◆ Work order ◆
Reproduce the section of the passage on crime statistics starting with "This data from" and going on through "of 39 cities.", keeping every word unchanged.

◆ Extract to read ◆
The most recent official full-year FBI data covers 2022, making it a year and a half old. The 2022 crime victimization survey — the most recent available — stretches back even further, covering crimes from July 1, 2021, to Nov. 30, 2022. This means that the earliest crimes in the victimization survey occurred more than three full years ago; Biden and Harris had been in office for less than six months by then.
Both the FBI data and the crime victimization survey are scheduled for release later this year. Until then, we can get an early look at crime patterns beyond the annual federal releases.
The FBI has released preliminary data for 2023, showing that violent crime dropped by 5.7% from 2022 to 2023. Also, nongovernmental groups have released data, typically based on figures reported by a cross-section of several dozen cities.
This data from 2023 and 2024 aligns with the FBI’s preliminary numbers, showing that violent crime has continued to fall since 2022.
For instance, the nonpartisan Council on Criminal Justice found that through 2024’s first six months, "homicide and most other violent crimes have dropped to or slightly below levels seen before the onset of the COVID pandemic and nationwide protests that followed the killing of George Floyd." The group based its conclusions on crime trends in a cross-section of 39 cities.
Also, the Major Cities Chiefs Association, a police group, found that violent crime dropped in 2024’s first quarter compared with 2023’s first quarter in each violent crime category: murder, rape, robbery and aggravated assault. The group’s data covered 68 cities.
The private company AH Datalytics has found murders decreased 17% through late August 2024, compared with the same period in 2023.
Trump said, "There’s been a 43% increase in violent crimes since I left office."
The National Crime Victimization Survey, which the Justice Department conducts annually, shows a 43% increase between the 2020 survey and the 2022 survey, the most recent available.
By focusing only on this data point, however, Trump has cherry-picked the one finding that shows crime rising under the current administration.

(Stored items from a collection)
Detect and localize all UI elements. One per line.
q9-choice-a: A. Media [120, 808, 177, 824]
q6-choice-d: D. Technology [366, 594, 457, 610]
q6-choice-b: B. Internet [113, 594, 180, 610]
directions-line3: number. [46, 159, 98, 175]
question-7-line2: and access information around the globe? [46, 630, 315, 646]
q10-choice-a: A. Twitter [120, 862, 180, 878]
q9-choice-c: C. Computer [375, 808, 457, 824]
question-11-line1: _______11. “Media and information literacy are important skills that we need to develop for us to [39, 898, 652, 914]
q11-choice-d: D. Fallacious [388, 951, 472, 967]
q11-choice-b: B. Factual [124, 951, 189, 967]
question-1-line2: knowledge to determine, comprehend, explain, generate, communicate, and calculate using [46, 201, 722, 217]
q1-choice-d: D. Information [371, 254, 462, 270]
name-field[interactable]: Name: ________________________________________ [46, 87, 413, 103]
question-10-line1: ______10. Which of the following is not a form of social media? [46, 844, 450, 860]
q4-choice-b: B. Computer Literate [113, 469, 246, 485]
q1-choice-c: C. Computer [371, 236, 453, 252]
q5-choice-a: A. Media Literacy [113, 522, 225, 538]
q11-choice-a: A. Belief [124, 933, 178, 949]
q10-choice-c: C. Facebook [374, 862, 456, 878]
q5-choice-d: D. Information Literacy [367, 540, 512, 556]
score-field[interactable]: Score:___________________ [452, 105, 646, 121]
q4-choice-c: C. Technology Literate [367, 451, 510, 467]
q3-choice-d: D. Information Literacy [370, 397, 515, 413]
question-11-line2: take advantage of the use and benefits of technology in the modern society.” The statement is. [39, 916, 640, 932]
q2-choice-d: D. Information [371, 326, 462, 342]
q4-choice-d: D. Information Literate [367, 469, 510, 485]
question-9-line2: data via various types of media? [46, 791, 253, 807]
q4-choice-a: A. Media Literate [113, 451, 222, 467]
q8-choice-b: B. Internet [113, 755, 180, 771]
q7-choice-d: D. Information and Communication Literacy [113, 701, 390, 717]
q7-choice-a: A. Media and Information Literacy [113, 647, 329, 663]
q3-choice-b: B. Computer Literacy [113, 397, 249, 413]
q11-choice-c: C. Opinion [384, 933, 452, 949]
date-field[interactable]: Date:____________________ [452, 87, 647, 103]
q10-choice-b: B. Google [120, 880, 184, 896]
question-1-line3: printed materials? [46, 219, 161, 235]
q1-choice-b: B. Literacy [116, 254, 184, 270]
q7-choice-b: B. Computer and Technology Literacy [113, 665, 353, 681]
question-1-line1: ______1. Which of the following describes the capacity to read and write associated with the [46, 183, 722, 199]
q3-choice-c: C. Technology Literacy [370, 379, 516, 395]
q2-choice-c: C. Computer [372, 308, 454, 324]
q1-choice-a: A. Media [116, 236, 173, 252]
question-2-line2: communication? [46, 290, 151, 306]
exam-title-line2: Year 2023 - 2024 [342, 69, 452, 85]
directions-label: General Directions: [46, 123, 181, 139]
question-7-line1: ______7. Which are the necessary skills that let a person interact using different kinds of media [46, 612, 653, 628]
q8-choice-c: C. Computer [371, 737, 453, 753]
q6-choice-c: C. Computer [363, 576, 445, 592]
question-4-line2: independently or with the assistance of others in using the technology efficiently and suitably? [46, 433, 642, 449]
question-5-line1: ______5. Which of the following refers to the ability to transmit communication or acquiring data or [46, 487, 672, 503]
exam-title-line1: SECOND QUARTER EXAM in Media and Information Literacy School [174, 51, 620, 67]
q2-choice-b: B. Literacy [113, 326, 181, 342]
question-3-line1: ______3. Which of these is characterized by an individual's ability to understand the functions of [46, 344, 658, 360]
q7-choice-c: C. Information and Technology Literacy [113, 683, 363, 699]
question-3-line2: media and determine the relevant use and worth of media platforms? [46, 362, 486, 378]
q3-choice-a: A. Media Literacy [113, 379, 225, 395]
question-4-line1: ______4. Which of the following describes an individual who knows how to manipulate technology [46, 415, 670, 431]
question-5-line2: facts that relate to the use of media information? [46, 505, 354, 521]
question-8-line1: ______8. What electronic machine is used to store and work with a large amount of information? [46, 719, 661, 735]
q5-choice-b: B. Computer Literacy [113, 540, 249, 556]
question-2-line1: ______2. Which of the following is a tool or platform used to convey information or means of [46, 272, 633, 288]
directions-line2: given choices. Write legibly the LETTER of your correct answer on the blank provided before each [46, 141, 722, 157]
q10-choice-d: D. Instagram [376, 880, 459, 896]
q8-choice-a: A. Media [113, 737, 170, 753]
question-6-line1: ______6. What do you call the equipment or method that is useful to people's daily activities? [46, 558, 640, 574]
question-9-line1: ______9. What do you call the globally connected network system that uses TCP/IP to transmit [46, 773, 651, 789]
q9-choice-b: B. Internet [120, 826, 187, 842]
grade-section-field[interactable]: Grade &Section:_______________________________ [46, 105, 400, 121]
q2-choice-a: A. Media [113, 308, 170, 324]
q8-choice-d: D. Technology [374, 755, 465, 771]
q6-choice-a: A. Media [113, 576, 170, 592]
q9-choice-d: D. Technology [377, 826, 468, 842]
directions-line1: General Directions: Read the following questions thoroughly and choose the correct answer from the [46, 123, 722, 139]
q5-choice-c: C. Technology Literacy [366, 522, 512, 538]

◆ Exercise response ◆
This data from 2023 and 2024 aligns with the FBI’s preliminary numbers, showing that violent crime has continued to fall since 2022.
For instance, the nonpartisan Council on Criminal Justice found that through 2024’s first six months, "homicide and most other violent crimes have dropped to or slightly below levels seen before the onset of the COVID pandemic and nationwide protests that followed the killing of George Floyd." The group based its conclusions on crime trends in a cross-section of 39 cities.